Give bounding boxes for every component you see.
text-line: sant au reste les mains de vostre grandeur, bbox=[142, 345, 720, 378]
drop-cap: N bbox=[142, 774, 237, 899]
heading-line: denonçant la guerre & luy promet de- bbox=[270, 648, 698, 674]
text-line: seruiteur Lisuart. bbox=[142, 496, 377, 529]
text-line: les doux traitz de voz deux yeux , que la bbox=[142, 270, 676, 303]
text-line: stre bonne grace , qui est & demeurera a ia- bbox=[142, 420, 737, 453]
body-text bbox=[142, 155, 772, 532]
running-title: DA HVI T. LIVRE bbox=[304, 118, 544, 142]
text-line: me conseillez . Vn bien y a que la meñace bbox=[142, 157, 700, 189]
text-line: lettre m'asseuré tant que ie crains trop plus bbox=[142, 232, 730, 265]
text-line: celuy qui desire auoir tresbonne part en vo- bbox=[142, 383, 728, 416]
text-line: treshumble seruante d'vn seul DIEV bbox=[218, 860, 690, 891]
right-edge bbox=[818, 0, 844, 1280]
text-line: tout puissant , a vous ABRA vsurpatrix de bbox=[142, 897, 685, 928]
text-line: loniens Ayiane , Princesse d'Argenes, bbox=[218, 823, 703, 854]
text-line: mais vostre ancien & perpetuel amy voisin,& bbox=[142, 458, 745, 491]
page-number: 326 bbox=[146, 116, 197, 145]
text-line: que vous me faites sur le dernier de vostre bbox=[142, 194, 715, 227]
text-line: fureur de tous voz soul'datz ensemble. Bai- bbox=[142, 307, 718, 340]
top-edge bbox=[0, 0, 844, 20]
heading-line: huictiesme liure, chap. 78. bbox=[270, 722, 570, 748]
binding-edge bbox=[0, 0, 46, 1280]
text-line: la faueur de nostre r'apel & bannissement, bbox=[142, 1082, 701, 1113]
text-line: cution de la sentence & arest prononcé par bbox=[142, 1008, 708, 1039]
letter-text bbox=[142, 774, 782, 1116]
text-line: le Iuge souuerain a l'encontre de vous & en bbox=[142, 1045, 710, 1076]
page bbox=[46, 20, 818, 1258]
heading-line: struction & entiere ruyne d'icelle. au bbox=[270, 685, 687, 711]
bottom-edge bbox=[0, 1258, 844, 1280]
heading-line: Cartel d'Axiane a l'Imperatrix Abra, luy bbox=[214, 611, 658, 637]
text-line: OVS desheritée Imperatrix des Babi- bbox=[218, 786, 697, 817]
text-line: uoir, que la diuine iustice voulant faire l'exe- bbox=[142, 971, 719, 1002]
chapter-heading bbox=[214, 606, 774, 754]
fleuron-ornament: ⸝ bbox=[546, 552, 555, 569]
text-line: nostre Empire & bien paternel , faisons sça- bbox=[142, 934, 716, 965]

...

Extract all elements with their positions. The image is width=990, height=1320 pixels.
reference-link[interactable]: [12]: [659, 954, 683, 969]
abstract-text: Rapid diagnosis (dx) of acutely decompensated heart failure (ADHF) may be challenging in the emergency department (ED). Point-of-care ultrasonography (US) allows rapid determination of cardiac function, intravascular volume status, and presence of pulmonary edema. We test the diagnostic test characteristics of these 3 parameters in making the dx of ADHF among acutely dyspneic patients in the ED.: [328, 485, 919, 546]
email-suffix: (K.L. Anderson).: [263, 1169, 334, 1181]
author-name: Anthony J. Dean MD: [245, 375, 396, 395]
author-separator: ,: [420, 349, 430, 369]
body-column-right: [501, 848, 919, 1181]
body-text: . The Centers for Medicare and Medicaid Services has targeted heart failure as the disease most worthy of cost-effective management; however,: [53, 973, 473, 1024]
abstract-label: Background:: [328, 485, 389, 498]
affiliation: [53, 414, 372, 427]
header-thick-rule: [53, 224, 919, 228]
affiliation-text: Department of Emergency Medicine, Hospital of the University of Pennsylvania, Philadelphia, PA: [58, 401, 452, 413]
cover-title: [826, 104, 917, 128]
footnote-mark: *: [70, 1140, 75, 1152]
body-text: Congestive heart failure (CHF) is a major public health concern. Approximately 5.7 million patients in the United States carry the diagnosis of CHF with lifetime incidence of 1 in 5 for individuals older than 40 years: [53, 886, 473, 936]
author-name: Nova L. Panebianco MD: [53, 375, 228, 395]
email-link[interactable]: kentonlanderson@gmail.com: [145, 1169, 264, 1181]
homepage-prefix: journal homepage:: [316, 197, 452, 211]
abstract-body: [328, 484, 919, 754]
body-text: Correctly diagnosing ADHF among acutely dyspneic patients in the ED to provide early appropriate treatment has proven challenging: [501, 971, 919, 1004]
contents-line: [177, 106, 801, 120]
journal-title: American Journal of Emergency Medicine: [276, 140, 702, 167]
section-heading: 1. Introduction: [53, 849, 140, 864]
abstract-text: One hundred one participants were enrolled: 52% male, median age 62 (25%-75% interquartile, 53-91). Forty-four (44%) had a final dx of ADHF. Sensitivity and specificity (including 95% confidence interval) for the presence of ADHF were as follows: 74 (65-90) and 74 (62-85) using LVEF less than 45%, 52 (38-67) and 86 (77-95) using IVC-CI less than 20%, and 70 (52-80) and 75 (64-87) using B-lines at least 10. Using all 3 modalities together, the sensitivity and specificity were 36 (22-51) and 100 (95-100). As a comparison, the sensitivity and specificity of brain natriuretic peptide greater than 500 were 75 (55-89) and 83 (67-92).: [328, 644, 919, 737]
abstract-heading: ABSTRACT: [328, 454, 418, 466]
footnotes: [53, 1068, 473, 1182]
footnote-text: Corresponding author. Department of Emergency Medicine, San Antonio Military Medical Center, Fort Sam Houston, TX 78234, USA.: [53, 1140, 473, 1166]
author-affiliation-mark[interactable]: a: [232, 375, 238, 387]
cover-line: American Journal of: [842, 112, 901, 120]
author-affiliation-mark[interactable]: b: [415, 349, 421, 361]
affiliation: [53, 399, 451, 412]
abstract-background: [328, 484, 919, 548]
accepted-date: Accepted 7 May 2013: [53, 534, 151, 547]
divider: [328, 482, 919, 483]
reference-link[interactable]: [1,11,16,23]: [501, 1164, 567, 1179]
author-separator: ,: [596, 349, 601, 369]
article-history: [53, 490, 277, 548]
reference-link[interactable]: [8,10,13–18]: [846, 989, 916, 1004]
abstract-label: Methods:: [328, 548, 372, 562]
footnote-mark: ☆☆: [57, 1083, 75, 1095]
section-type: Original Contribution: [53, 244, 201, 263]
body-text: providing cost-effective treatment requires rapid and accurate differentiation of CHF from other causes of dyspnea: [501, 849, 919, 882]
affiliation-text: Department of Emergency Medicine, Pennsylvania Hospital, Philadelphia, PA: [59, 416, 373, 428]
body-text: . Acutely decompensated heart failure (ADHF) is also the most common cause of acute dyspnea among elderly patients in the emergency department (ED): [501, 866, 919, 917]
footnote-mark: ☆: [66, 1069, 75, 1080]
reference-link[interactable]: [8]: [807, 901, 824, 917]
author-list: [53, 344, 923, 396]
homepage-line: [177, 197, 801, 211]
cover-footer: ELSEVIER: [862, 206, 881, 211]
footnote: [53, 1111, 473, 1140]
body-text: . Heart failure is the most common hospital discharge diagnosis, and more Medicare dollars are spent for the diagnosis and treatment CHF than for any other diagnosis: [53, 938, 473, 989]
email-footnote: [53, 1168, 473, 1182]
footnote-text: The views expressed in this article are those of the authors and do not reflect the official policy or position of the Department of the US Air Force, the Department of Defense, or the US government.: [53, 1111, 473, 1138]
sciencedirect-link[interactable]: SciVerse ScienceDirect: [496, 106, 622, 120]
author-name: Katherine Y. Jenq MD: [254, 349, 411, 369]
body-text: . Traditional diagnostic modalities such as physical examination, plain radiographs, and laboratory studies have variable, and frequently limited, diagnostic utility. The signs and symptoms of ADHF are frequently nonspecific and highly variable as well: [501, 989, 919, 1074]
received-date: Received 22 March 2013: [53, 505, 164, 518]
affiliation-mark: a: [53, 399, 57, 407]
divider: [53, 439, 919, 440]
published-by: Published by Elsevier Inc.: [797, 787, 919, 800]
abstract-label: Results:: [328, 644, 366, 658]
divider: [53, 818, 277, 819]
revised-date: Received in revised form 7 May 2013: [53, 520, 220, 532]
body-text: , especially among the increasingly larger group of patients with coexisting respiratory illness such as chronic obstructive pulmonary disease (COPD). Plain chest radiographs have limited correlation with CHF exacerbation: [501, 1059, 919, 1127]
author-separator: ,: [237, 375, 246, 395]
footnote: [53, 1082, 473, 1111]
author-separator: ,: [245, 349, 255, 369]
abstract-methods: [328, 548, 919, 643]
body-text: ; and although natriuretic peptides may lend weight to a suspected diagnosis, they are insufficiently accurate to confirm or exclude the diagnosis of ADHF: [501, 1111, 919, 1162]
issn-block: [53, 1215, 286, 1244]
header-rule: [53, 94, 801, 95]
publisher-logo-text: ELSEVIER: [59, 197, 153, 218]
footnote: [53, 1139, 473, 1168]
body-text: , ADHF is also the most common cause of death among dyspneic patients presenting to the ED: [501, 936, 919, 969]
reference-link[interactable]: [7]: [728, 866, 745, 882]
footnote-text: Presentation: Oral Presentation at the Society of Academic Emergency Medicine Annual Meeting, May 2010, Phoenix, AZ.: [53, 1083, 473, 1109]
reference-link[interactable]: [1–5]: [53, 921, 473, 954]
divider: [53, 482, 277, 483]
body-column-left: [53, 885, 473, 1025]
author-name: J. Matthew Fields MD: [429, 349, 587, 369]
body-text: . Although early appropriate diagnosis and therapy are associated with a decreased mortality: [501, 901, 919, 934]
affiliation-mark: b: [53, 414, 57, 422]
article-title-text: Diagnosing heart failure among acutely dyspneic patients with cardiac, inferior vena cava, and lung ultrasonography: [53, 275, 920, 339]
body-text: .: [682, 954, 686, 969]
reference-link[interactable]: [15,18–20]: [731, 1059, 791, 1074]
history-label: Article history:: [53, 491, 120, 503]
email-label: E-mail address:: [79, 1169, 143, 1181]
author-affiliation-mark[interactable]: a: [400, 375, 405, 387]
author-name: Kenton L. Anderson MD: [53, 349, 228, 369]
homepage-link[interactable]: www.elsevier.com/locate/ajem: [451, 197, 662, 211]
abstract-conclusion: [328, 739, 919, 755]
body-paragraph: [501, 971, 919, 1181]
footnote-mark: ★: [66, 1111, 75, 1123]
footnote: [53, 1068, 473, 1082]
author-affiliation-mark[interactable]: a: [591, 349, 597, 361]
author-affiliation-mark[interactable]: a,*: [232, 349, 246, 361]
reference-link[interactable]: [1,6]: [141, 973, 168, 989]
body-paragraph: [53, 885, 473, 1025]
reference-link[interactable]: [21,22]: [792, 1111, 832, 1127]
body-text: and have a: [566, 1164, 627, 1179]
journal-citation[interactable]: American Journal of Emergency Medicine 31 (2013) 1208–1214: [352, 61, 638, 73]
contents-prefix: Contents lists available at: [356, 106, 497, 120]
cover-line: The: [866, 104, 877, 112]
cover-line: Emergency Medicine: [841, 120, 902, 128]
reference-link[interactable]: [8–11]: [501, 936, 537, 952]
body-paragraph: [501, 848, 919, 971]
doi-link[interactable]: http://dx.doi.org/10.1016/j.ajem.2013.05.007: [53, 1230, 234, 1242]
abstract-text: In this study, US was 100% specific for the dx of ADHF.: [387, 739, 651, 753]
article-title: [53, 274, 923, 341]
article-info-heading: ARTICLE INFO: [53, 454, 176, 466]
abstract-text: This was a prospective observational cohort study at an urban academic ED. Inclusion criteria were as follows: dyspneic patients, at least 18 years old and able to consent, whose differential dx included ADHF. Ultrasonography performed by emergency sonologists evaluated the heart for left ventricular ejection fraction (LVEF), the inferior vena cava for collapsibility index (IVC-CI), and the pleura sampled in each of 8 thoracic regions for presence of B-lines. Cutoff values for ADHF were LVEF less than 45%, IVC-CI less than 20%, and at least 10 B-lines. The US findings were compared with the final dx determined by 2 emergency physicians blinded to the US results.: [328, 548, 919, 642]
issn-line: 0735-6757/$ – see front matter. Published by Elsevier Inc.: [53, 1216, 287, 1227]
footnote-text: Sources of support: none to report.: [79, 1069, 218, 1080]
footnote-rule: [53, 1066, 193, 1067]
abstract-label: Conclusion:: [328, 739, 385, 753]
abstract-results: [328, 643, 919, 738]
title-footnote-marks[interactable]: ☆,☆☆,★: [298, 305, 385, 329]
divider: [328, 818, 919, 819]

> [WHAT IS BEING ASKED] Check each line of the records above for "disease", and copy those that have it.

> [RESULT OF THIS TASK]
body-text: . The Centers for Medicare and Medicaid Services has targeted heart failure as the disease most worthy of cost-effective management; however,: [53, 973, 473, 1024]
body-text: , especially among the increasingly larger group of patients with coexisting respiratory illness such as chronic obstructive pulmonary disease (COPD). Plain chest radiographs have limited correlation with CHF exacerbation: [501, 1059, 919, 1127]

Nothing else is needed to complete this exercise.